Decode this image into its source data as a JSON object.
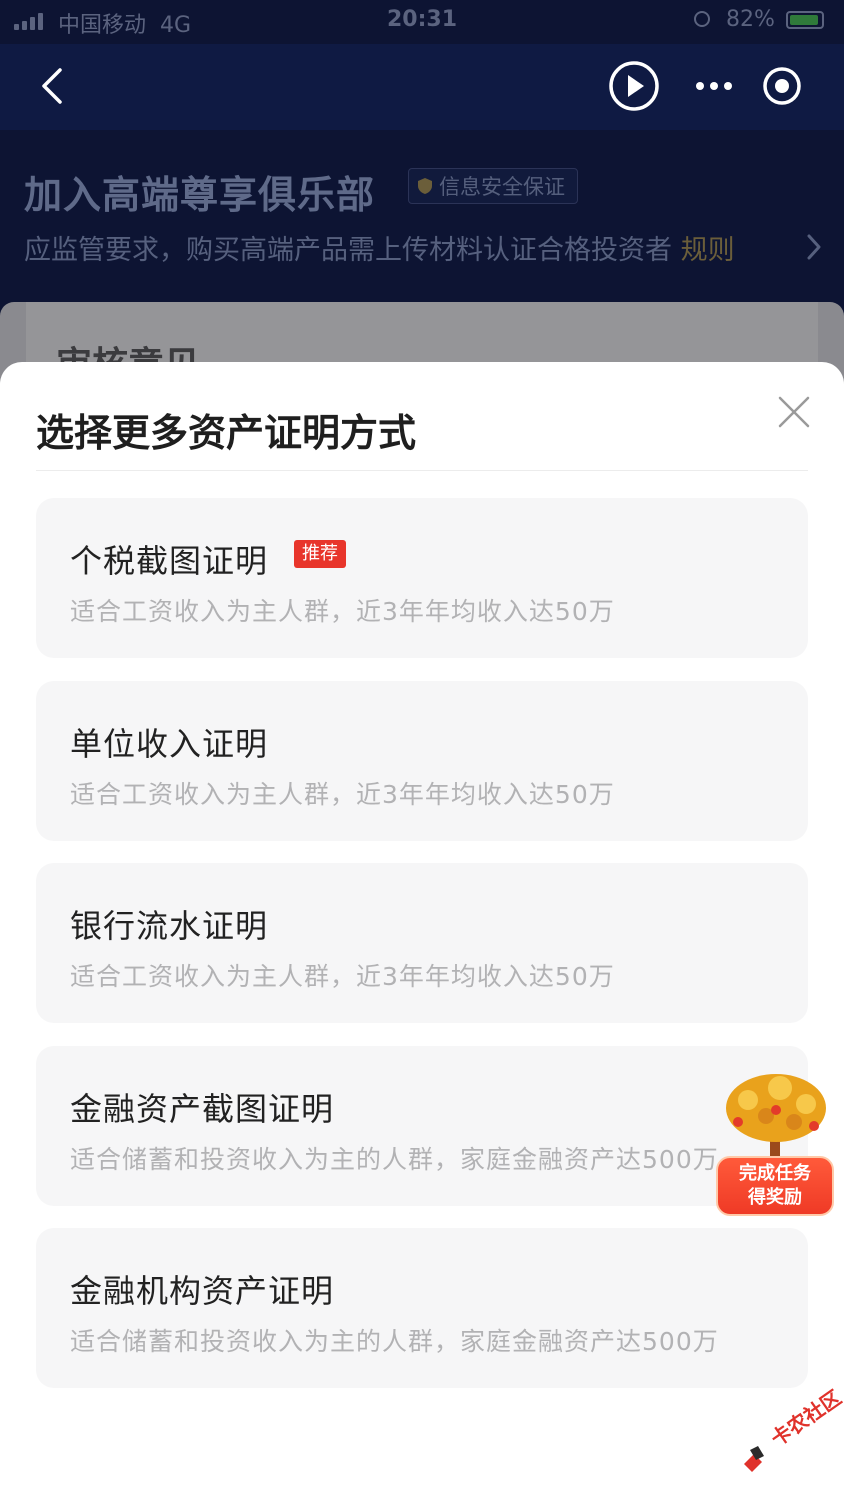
{
  "status_bar": {
    "carrier": "中国移动",
    "network": "4G",
    "time": "20:31",
    "battery": "82%"
  },
  "nav": {
    "icons": [
      "back-icon",
      "play-icon",
      "more-icon",
      "target-icon"
    ]
  },
  "header": {
    "title": "加入高端尊享俱乐部",
    "badge": "信息安全保证",
    "subtitle": "应监管要求，购买高端产品需上传材料认证合格投资者",
    "rules_link": "规则"
  },
  "background_card": {
    "title": "审核意见"
  },
  "sheet": {
    "title": "选择更多资产证明方式",
    "options": [
      {
        "title": "个税截图证明",
        "tag": "推荐",
        "desc": "适合工资收入为主人群，近3年年均收入达50万"
      },
      {
        "title": "单位收入证明",
        "desc": "适合工资收入为主人群，近3年年均收入达50万"
      },
      {
        "title": "银行流水证明",
        "desc": "适合工资收入为主人群，近3年年均收入达50万"
      },
      {
        "title": "金融资产截图证明",
        "desc": "适合储蓄和投资收入为主的人群，家庭金融资产达500万"
      },
      {
        "title": "金融机构资产证明",
        "desc": "适合储蓄和投资收入为主的人群，家庭金融资产达500万"
      }
    ]
  },
  "reward": {
    "line1": "完成任务",
    "line2": "得奖励"
  },
  "watermark": "卡农社区",
  "colors": {
    "tag_red": "#e8352b",
    "header_bg": "#0d1433",
    "sheet_bg": "#ffffff",
    "option_bg": "#f6f6f7"
  }
}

▬▬▬▬▬▬

What to do>
Transcribe every entry above exactly. Omit all pictures.

Reply to the task>
Decode this image into its source data as a JSON object.
{
  "status_bar": {
    "carrier": "中国移动",
    "network": "4G",
    "time": "20:31",
    "battery": "82%"
  },
  "nav": {
    "icons": [
      "back-icon",
      "play-icon",
      "more-icon",
      "target-icon"
    ]
  },
  "header": {
    "title": "加入高端尊享俱乐部",
    "badge": "信息安全保证",
    "subtitle": "应监管要求，购买高端产品需上传材料认证合格投资者",
    "rules_link": "规则"
  },
  "background_card": {
    "title": "审核意见"
  },
  "sheet": {
    "title": "选择更多资产证明方式",
    "options": [
      {
        "title": "个税截图证明",
        "tag": "推荐",
        "desc": "适合工资收入为主人群，近3年年均收入达50万"
      },
      {
        "title": "单位收入证明",
        "desc": "适合工资收入为主人群，近3年年均收入达50万"
      },
      {
        "title": "银行流水证明",
        "desc": "适合工资收入为主人群，近3年年均收入达50万"
      },
      {
        "title": "金融资产截图证明",
        "desc": "适合储蓄和投资收入为主的人群，家庭金融资产达500万"
      },
      {
        "title": "金融机构资产证明",
        "desc": "适合储蓄和投资收入为主的人群，家庭金融资产达500万"
      }
    ]
  },
  "reward": {
    "line1": "完成任务",
    "line2": "得奖励"
  },
  "watermark": "卡农社区",
  "colors": {
    "tag_red": "#e8352b",
    "header_bg": "#0d1433",
    "sheet_bg": "#ffffff",
    "option_bg": "#f6f6f7"
  }
}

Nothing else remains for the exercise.